PROBLEM DETAILS - In the entries below, find every line holding the string "ohne" and collect it.

DATASET CONTENT -
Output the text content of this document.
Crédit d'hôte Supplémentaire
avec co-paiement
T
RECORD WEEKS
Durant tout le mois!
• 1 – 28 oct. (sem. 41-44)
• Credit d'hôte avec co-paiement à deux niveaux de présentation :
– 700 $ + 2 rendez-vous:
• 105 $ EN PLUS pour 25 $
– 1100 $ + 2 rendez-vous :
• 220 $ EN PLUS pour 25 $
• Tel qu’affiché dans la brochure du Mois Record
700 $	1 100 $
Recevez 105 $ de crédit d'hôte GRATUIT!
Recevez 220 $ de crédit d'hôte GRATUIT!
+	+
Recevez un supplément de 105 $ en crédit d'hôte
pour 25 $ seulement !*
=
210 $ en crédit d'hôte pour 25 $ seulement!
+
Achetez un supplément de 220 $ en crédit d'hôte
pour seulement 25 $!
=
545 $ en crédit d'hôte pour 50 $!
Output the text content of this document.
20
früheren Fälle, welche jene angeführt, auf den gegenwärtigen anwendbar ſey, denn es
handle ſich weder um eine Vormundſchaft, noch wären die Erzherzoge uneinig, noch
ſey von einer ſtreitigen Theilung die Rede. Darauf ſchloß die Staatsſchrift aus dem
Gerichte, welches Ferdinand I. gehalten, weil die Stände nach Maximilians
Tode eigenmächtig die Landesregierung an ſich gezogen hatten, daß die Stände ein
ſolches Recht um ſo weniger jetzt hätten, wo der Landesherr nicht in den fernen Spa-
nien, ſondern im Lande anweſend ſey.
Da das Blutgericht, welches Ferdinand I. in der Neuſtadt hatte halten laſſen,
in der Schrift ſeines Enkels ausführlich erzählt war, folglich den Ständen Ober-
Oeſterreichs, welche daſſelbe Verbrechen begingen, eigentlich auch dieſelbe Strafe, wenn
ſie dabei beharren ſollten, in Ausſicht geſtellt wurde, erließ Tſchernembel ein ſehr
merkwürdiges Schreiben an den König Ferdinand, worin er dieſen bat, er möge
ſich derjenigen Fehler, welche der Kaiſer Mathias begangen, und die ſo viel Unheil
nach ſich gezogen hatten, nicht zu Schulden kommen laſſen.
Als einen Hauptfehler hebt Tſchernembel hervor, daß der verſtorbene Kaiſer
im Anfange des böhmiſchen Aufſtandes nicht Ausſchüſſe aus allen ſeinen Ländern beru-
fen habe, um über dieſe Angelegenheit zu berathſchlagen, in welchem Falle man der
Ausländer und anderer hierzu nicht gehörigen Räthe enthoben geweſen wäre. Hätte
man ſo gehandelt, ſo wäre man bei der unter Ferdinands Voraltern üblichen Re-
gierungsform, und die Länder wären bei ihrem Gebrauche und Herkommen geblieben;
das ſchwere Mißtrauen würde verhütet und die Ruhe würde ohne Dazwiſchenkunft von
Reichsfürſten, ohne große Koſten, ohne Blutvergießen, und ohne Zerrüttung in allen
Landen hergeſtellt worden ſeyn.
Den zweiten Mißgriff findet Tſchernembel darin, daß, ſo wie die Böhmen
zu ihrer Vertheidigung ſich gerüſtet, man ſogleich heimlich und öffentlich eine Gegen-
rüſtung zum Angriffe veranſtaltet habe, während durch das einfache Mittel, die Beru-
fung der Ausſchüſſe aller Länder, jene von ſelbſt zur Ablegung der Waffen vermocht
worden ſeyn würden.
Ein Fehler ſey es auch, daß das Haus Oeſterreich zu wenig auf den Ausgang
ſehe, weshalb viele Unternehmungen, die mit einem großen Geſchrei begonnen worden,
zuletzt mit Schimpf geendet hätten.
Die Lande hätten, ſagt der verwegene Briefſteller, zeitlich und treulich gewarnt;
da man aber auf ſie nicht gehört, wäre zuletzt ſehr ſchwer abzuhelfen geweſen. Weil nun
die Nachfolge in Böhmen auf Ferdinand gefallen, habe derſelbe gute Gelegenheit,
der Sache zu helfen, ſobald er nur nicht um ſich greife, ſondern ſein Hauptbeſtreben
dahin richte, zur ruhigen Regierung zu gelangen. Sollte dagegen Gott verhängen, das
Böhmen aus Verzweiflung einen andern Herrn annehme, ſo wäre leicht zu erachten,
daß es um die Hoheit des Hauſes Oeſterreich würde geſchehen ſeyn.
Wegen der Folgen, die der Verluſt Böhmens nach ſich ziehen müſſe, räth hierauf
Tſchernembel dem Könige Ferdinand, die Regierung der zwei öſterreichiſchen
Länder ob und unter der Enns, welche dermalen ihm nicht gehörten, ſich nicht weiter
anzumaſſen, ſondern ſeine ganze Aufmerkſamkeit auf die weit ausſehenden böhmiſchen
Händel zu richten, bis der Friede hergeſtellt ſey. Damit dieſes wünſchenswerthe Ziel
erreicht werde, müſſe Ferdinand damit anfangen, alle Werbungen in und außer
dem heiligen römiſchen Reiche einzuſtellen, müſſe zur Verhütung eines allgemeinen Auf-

TASK ANSWER -
das ſchwere Mißtrauen würde verhütet und die Ruhe würde ohne Dazwiſchenkunft von
Reichsfürſten, ohne große Koſten, ohne Blutvergießen, und ohne Zerrüttung in allen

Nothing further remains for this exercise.